— Task requirements —
Collect each line containing "coltura".

— Data —
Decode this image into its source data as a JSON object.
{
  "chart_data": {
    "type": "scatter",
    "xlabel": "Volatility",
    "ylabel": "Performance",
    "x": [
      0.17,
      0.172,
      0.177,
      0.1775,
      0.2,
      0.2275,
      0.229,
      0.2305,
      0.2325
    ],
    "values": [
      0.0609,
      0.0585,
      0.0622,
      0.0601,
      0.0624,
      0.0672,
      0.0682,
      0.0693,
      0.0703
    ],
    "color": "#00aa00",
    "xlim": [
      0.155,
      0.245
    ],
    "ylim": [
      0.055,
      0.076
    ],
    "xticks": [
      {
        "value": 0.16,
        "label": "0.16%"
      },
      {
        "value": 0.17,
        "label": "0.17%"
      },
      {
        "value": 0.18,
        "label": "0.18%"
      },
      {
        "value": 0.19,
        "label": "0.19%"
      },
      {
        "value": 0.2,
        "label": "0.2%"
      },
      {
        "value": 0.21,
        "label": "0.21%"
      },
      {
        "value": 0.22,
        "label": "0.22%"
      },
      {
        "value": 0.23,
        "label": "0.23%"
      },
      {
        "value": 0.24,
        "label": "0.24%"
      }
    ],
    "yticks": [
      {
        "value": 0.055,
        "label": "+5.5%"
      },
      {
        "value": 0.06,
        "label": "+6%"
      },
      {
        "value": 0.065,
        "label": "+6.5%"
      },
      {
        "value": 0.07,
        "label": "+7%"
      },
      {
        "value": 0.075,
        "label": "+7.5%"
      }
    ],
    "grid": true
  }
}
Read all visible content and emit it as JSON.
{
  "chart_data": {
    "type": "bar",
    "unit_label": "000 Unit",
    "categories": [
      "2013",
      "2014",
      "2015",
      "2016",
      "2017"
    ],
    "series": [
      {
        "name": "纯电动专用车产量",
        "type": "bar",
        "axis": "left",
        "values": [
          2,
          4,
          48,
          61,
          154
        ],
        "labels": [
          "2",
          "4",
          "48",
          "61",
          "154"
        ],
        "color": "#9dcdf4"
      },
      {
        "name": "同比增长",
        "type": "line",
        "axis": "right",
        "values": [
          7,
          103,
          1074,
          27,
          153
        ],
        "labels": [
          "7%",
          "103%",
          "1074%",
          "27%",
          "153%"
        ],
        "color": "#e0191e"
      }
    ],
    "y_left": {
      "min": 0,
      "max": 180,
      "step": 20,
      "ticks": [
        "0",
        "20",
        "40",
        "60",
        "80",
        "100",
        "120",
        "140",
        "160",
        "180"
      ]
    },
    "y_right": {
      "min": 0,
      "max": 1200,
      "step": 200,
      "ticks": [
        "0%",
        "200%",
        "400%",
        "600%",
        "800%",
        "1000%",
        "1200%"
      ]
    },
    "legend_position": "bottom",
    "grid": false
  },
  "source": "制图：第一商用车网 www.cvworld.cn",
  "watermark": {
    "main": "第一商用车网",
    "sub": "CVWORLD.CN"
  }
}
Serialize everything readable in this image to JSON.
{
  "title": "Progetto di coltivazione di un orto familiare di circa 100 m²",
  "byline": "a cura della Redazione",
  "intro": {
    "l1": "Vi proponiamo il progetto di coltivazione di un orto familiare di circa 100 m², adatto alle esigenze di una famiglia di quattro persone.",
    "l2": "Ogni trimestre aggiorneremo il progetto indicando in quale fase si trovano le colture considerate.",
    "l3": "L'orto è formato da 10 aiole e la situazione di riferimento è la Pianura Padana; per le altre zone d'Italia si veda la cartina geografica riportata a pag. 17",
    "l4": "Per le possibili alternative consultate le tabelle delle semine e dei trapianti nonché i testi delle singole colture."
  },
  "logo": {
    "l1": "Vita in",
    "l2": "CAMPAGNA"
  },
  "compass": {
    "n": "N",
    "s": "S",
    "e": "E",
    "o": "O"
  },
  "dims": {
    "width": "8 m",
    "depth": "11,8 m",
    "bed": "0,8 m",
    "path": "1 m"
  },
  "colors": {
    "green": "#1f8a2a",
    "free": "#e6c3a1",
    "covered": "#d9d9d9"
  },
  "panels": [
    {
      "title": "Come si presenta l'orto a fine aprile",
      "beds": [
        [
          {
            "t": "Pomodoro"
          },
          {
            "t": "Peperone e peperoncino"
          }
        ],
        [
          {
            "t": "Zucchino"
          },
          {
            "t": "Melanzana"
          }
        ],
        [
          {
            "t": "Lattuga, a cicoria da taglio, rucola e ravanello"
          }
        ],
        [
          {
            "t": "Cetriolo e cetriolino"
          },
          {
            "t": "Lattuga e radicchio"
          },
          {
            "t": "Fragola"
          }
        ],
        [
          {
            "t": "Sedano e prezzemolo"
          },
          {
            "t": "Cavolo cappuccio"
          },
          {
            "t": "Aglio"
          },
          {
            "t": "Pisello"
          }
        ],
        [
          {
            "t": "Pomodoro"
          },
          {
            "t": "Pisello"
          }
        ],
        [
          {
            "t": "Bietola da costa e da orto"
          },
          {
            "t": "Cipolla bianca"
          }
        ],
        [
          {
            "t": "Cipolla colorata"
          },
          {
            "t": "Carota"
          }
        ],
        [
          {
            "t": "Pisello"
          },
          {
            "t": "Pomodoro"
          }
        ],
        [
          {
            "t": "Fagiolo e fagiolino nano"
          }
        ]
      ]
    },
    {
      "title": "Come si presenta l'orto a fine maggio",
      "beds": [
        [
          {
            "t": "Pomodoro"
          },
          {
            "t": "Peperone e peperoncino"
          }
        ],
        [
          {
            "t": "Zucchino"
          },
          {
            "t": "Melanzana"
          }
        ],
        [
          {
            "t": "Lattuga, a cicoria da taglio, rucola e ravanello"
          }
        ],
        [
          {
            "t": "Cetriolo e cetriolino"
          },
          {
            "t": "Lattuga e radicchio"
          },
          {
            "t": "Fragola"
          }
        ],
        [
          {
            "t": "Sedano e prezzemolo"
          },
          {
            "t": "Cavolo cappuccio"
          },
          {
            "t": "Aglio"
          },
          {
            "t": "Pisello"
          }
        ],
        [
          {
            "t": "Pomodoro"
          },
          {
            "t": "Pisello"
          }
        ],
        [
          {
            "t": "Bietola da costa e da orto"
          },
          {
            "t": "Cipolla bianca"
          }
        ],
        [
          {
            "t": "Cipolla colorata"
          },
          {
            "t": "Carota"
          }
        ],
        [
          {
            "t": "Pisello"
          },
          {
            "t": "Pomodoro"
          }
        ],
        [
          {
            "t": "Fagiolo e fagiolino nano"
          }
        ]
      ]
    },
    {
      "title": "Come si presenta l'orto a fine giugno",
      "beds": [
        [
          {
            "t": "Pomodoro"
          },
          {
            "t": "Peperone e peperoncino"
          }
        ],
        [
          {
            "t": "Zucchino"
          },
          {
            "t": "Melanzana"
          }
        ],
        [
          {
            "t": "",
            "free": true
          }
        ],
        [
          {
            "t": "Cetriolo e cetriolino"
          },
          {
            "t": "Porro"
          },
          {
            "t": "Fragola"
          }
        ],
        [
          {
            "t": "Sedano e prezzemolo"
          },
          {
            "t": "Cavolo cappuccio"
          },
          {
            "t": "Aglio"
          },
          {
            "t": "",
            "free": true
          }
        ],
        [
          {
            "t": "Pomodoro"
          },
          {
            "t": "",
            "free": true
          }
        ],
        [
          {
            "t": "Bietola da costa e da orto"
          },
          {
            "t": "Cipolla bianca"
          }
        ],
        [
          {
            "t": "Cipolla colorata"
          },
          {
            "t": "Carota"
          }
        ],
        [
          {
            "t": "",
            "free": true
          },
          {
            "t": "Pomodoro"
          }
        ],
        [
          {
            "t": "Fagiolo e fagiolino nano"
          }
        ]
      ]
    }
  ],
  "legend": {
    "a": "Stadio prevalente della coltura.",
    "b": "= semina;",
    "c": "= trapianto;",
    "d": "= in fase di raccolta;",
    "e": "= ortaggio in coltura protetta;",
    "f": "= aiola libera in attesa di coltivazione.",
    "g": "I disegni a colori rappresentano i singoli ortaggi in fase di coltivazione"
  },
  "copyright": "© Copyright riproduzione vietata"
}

— Reply —
    "a": "Stadio prevalente della coltura.",
    "e": "= ortaggio in coltura protetta;",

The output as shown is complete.